» PROBLEM TO SOLVE
Search the material for the string "kind" and copy each line where it occurs.

» Extracted records

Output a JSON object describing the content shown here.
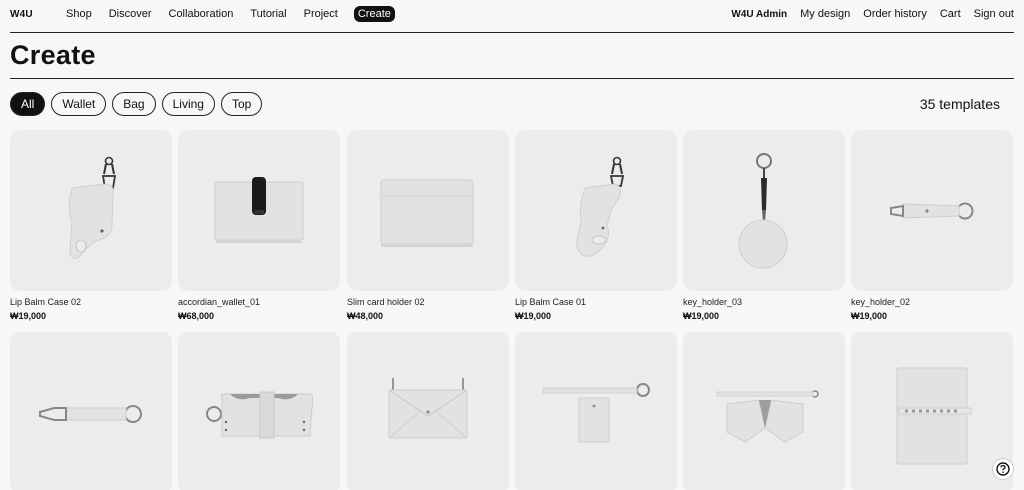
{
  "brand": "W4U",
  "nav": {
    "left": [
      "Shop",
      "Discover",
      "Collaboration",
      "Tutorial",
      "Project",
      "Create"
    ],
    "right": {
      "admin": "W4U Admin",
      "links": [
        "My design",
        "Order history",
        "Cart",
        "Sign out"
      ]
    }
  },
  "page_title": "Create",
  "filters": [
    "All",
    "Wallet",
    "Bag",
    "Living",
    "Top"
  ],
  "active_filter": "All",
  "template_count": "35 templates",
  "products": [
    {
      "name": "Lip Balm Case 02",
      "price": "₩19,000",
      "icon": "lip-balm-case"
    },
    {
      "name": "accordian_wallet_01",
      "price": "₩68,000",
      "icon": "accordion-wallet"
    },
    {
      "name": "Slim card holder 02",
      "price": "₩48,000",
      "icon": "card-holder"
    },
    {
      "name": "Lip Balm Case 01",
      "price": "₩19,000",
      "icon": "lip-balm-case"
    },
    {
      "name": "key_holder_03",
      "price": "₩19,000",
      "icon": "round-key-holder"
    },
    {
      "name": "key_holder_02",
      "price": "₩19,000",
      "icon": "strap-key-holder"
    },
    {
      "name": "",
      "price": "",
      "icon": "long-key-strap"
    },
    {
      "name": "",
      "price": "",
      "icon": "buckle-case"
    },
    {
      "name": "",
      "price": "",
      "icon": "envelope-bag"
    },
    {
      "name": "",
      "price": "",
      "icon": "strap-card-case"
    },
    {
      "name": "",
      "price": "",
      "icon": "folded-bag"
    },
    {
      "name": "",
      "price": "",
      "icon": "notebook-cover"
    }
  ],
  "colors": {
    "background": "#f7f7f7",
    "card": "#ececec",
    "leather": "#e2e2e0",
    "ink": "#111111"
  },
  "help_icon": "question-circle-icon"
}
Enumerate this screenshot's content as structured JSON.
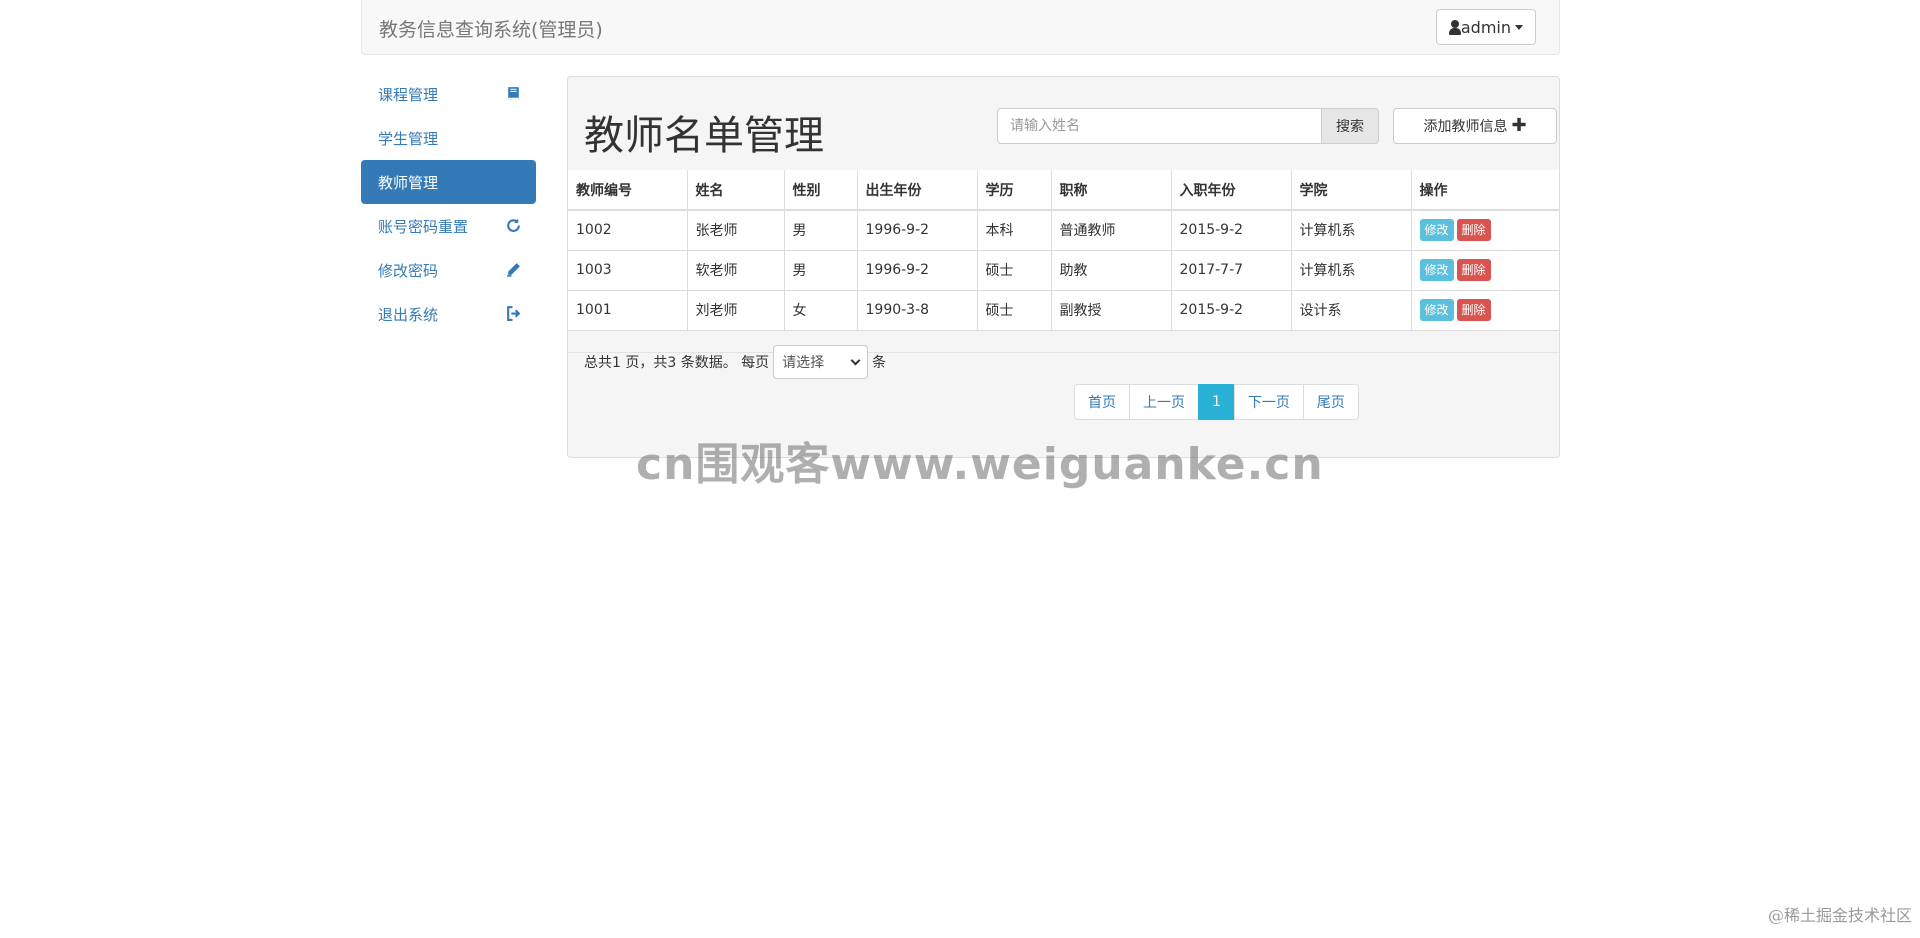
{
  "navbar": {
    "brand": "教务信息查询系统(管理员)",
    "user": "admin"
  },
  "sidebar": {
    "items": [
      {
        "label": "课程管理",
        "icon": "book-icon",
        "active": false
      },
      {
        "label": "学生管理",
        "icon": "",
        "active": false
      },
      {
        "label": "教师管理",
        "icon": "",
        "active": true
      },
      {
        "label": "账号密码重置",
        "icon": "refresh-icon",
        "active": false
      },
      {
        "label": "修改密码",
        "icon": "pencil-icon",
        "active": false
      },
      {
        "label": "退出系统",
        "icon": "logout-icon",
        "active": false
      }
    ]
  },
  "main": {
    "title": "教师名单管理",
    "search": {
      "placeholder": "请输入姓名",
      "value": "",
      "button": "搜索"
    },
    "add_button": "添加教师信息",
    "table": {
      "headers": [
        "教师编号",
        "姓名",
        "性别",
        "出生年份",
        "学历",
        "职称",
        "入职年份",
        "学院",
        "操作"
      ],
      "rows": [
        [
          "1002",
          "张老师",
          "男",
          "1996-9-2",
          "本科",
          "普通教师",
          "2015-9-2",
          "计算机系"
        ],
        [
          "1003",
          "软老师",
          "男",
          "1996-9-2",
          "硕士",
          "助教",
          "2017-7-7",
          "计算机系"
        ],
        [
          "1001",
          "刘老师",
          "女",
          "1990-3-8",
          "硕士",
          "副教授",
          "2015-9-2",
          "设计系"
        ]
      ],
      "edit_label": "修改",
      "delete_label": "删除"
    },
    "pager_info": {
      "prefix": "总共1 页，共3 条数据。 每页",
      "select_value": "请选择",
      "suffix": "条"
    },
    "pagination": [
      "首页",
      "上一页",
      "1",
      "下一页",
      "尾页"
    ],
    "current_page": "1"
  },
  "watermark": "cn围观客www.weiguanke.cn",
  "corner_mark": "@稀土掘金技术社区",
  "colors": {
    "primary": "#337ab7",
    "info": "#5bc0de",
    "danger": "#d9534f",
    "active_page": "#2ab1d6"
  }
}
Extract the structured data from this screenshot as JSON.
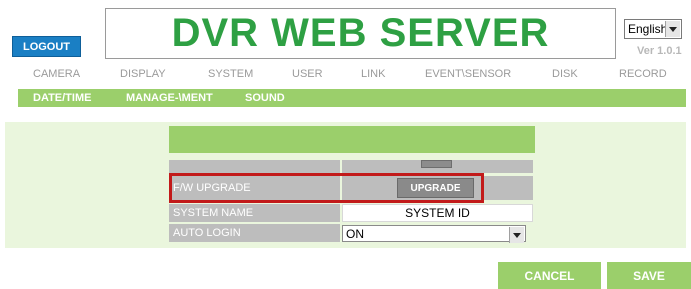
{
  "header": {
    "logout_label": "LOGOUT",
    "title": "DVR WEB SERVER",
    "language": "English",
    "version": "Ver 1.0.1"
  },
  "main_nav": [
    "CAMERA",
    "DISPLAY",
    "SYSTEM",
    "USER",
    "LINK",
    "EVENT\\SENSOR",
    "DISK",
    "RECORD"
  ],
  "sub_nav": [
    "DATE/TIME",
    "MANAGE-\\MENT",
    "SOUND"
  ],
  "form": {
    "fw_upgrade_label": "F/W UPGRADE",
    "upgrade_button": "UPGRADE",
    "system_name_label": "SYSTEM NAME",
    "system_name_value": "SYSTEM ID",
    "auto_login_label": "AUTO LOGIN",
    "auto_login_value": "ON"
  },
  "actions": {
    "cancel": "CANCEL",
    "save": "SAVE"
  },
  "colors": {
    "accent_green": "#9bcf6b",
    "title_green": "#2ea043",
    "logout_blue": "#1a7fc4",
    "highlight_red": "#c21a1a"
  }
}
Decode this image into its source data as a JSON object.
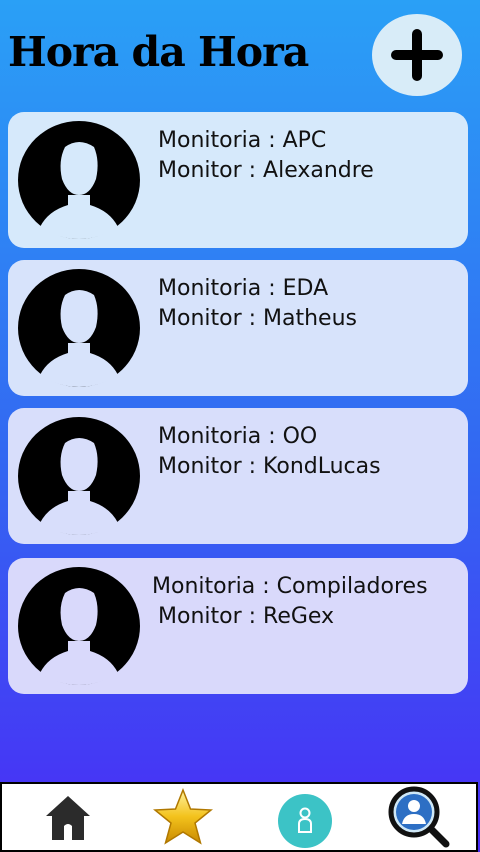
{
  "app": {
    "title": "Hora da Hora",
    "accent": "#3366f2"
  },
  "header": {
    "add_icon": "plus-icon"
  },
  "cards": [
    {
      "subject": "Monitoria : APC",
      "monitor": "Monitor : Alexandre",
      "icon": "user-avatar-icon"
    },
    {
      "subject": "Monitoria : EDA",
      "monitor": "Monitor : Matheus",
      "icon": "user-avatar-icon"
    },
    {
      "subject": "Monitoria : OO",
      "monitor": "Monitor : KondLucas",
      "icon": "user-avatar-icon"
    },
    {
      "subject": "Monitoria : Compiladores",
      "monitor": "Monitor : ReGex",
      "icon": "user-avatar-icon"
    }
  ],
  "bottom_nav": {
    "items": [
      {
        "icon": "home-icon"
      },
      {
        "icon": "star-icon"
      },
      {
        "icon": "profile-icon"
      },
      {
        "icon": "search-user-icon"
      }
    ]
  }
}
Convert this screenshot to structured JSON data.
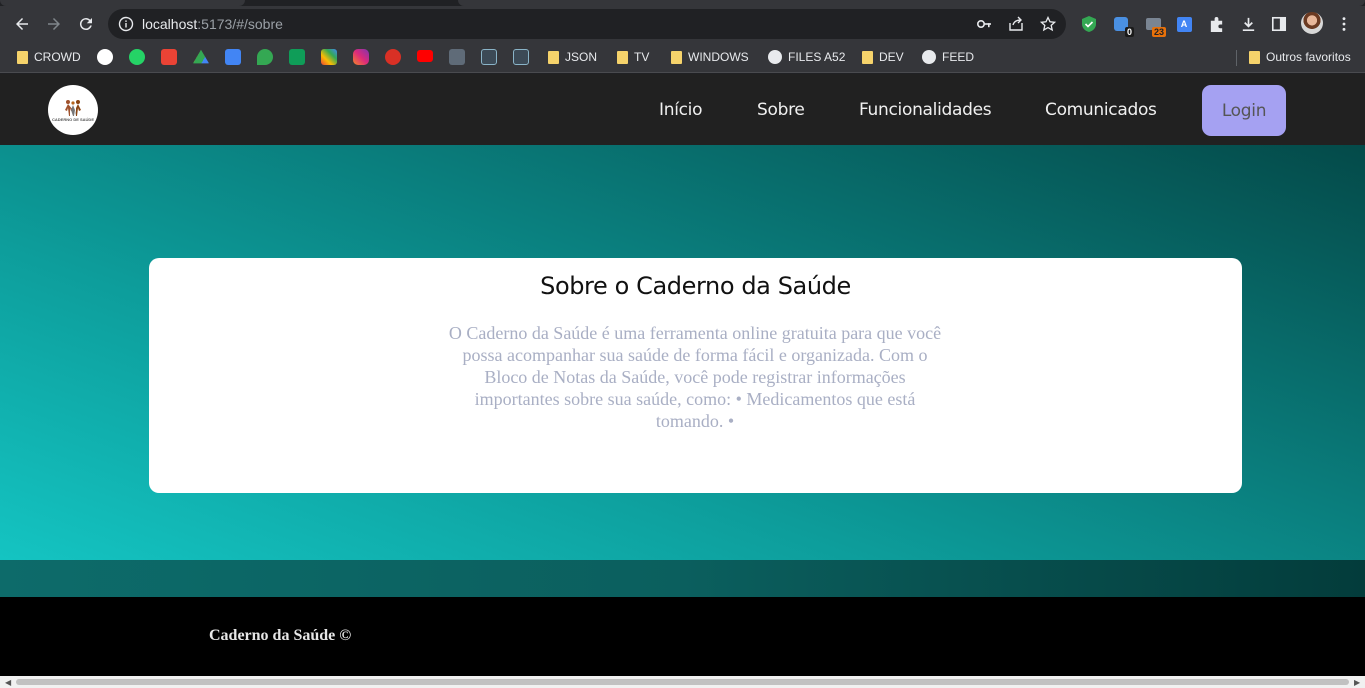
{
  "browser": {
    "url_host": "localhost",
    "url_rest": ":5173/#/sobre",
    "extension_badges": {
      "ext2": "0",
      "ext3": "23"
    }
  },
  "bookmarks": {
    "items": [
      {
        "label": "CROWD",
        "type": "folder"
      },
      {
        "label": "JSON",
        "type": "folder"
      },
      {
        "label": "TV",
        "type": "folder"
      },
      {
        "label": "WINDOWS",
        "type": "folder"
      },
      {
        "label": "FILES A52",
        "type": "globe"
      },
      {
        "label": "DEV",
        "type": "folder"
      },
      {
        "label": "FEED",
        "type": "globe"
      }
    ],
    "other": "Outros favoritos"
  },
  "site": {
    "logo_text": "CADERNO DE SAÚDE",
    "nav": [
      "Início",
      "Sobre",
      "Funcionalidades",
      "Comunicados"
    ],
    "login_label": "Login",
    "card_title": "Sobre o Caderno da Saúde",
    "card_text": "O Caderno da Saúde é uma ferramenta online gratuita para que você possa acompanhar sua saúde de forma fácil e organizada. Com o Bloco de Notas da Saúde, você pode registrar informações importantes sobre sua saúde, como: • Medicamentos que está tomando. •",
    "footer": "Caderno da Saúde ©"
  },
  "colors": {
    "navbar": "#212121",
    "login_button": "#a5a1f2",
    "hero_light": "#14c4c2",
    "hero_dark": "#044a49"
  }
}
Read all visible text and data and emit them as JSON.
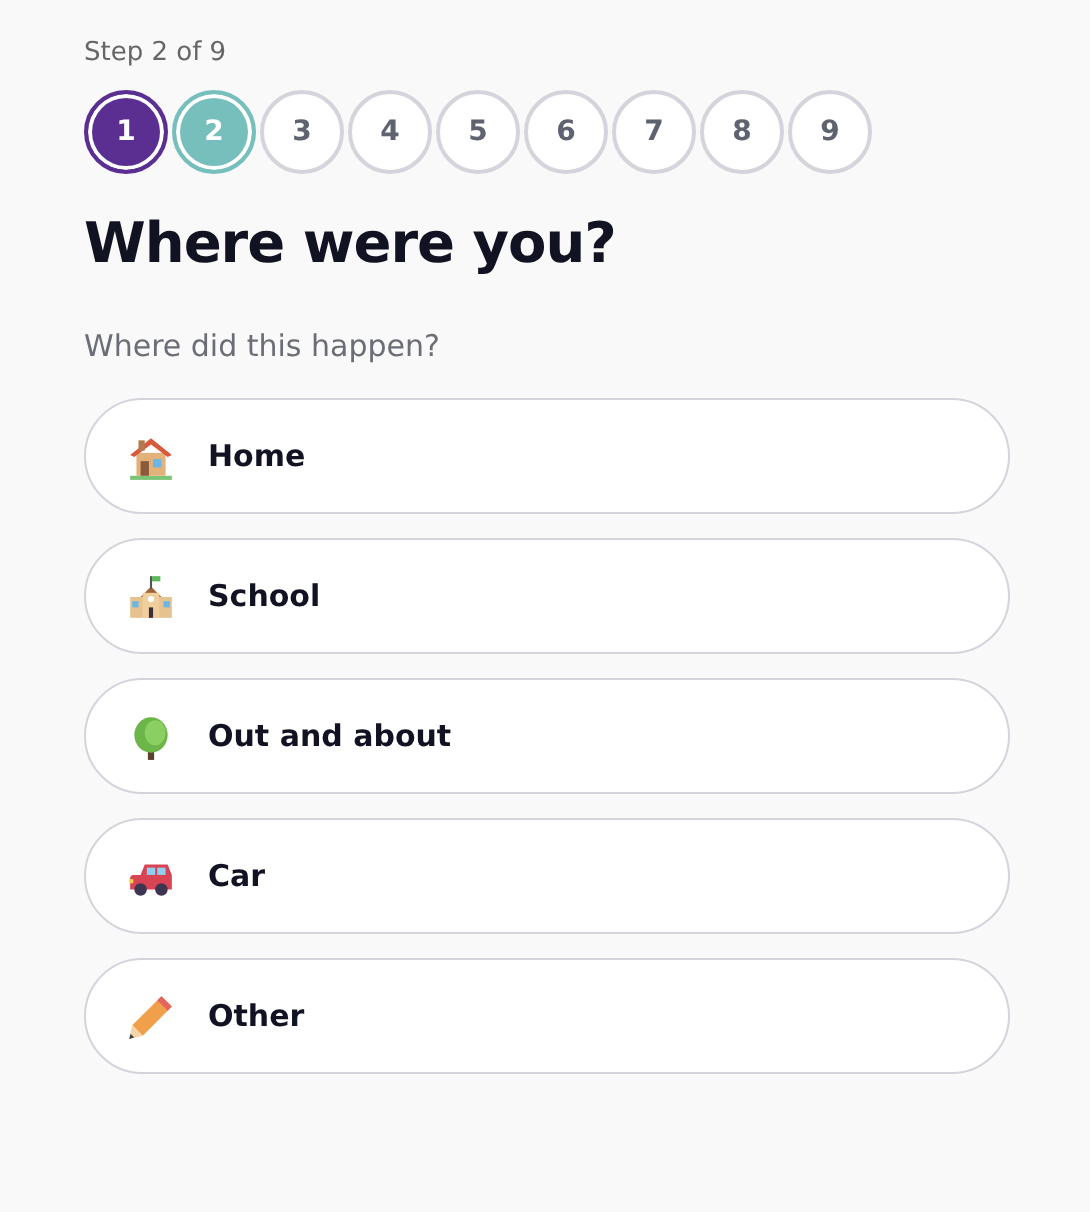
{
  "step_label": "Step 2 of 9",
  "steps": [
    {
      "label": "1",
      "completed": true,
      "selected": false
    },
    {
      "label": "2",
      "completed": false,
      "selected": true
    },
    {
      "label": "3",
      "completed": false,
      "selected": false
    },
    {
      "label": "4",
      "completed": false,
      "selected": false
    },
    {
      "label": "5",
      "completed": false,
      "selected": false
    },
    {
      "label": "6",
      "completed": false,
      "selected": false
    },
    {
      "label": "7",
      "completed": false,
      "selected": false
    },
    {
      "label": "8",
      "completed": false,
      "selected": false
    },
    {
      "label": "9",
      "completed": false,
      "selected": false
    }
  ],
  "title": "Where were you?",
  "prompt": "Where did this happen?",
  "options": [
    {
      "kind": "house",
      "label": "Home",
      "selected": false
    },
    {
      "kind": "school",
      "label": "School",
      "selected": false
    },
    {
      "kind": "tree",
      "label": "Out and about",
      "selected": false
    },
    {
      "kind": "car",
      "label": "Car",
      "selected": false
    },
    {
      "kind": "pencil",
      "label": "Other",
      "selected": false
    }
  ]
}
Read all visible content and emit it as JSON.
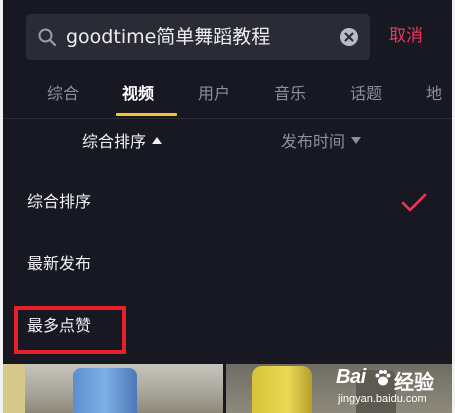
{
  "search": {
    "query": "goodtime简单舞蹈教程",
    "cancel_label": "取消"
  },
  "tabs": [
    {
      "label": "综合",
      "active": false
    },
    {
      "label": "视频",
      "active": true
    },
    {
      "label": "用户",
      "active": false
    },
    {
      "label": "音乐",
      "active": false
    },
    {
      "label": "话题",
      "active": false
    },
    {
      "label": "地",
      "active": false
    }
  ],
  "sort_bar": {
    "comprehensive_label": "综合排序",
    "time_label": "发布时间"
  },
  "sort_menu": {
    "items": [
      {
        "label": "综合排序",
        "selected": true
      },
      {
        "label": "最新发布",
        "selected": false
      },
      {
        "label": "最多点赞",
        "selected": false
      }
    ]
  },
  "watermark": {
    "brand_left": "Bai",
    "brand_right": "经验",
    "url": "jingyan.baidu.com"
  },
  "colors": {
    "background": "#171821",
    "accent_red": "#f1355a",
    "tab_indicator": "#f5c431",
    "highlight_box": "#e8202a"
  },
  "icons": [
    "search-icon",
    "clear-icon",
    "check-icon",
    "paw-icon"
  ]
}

» SOLUTION BELOW
      "kind": "house",
      "kind": "school",
      "kind": "tree",
      "kind": "car",
      "kind": "pencil",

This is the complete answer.